■ **Task goal**: Locate the word "JSON" in the material, then show every line that holds it.

★ ★ ★

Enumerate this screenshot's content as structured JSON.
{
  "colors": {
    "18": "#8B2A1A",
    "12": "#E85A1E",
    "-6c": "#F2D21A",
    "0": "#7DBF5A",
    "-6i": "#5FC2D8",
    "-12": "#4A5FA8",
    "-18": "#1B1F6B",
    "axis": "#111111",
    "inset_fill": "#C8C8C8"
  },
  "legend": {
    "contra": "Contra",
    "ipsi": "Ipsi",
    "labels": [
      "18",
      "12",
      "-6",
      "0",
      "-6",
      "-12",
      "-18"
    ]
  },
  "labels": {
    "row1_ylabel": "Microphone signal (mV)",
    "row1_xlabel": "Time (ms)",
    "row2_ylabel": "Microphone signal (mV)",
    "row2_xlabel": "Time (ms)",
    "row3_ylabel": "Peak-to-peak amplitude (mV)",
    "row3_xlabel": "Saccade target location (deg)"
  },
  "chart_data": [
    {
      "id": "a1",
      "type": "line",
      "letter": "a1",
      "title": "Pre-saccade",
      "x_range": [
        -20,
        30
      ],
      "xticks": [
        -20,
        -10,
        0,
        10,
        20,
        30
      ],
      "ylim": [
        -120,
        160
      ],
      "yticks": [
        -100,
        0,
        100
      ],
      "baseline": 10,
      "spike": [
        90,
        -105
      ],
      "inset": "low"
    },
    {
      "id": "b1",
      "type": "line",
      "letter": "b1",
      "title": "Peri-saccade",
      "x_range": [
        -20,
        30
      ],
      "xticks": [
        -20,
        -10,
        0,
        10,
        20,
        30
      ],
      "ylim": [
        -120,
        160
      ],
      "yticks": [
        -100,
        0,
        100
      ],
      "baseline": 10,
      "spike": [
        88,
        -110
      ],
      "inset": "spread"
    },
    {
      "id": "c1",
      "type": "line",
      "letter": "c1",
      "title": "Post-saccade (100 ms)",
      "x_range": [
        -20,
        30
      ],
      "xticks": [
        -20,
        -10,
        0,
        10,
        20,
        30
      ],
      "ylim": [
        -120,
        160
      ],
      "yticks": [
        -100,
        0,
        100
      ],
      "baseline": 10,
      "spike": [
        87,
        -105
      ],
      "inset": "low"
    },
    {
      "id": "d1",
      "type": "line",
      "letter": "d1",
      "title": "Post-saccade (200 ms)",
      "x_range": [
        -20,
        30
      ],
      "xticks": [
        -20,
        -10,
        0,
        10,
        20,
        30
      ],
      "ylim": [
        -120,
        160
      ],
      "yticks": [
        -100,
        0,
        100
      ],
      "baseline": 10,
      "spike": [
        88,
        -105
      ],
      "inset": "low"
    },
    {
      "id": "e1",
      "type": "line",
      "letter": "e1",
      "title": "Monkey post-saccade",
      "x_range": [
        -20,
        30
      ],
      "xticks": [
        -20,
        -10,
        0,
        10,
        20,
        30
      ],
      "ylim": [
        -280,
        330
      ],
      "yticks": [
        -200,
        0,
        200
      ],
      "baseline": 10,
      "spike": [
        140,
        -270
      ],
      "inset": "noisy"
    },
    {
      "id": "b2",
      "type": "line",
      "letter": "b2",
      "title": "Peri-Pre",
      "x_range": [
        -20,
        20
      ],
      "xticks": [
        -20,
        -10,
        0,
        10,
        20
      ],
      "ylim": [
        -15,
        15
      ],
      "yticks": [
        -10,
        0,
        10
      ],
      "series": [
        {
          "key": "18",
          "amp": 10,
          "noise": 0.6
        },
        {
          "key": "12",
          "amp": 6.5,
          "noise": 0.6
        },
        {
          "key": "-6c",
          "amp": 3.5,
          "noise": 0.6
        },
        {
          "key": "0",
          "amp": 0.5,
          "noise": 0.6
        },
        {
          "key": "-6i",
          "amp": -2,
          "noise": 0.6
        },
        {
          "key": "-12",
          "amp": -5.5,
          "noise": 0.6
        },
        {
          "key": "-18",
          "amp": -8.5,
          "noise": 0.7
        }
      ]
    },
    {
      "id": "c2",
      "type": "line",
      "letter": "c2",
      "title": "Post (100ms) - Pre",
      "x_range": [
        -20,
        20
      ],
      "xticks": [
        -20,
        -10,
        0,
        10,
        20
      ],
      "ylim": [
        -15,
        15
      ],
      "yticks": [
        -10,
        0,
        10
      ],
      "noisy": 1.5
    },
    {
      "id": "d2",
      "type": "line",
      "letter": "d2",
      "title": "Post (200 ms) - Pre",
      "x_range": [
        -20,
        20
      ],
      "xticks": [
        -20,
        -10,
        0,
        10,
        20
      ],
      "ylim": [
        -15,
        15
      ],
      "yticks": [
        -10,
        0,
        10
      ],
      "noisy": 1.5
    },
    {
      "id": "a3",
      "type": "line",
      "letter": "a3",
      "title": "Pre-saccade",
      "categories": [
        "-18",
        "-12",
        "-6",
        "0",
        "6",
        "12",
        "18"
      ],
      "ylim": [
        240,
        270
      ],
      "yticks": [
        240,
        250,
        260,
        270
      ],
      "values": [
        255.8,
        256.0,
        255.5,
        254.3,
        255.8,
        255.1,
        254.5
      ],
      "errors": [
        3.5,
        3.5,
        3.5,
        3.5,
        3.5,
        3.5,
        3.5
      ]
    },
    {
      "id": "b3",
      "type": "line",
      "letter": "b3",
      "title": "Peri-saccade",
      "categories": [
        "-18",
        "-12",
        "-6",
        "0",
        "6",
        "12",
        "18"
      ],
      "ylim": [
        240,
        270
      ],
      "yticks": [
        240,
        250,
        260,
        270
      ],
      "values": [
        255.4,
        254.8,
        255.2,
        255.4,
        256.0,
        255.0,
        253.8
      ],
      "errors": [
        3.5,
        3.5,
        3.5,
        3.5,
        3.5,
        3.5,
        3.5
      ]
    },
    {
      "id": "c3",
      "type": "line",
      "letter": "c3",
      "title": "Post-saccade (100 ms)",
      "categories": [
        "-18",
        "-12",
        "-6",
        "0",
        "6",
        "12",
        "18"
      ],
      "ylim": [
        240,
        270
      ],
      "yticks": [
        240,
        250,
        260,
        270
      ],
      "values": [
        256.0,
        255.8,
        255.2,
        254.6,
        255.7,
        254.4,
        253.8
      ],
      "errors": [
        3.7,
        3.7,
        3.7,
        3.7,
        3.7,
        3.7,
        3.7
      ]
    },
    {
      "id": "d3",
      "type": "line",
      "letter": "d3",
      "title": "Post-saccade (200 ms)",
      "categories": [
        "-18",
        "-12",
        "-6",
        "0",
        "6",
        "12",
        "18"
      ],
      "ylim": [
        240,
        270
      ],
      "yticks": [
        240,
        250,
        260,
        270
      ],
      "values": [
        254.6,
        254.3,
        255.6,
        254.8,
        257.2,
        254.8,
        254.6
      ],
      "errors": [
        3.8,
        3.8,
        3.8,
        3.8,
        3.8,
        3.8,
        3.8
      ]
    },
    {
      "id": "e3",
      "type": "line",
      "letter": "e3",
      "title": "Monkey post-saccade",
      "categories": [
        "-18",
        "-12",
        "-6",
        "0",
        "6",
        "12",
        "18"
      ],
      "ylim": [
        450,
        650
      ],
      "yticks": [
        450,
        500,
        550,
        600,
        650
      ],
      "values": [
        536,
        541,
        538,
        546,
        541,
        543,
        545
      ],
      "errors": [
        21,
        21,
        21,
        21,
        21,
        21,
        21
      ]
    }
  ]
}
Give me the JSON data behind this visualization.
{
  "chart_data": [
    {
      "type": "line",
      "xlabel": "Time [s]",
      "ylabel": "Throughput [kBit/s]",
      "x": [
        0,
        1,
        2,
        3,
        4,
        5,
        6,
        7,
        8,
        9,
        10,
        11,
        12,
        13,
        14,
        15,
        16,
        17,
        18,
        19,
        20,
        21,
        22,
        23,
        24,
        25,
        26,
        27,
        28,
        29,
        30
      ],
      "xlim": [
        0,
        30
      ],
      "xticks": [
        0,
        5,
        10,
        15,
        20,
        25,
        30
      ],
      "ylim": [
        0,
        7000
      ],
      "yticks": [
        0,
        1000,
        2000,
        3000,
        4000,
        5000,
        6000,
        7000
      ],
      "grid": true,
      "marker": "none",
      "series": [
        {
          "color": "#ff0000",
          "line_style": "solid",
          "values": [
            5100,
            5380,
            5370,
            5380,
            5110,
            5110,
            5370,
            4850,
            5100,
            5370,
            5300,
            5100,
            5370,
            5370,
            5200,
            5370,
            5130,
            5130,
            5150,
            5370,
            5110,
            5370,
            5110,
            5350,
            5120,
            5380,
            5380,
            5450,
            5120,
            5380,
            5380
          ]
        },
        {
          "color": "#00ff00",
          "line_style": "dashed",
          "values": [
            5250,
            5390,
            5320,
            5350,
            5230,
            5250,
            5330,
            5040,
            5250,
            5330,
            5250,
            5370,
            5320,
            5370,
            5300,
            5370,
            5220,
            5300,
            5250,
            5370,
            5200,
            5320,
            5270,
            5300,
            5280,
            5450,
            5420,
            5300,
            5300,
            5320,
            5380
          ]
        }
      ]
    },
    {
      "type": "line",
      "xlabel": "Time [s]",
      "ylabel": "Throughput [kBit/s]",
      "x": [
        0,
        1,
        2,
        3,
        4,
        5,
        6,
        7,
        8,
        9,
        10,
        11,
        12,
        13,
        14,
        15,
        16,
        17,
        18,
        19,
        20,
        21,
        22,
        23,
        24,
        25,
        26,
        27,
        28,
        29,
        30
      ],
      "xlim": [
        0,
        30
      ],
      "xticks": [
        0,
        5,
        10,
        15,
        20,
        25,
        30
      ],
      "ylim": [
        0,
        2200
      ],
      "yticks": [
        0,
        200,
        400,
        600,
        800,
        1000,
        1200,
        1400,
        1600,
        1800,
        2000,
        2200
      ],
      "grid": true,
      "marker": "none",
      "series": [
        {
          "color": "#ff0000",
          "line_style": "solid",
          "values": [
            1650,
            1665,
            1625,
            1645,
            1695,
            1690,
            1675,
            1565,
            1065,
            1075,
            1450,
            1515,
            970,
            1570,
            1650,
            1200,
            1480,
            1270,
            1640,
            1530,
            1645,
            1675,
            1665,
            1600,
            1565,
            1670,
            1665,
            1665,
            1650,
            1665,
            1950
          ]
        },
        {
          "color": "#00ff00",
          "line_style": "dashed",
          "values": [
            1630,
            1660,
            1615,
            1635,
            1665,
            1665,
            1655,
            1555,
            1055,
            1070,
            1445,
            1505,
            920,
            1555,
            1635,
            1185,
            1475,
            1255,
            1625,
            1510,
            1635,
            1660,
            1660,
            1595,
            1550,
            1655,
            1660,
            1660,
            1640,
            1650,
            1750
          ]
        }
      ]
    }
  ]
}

★ ★ ★

■ **Result**:
Enumerate this screenshot's content as structured JSON.
Give me the JSON data behind this visualization.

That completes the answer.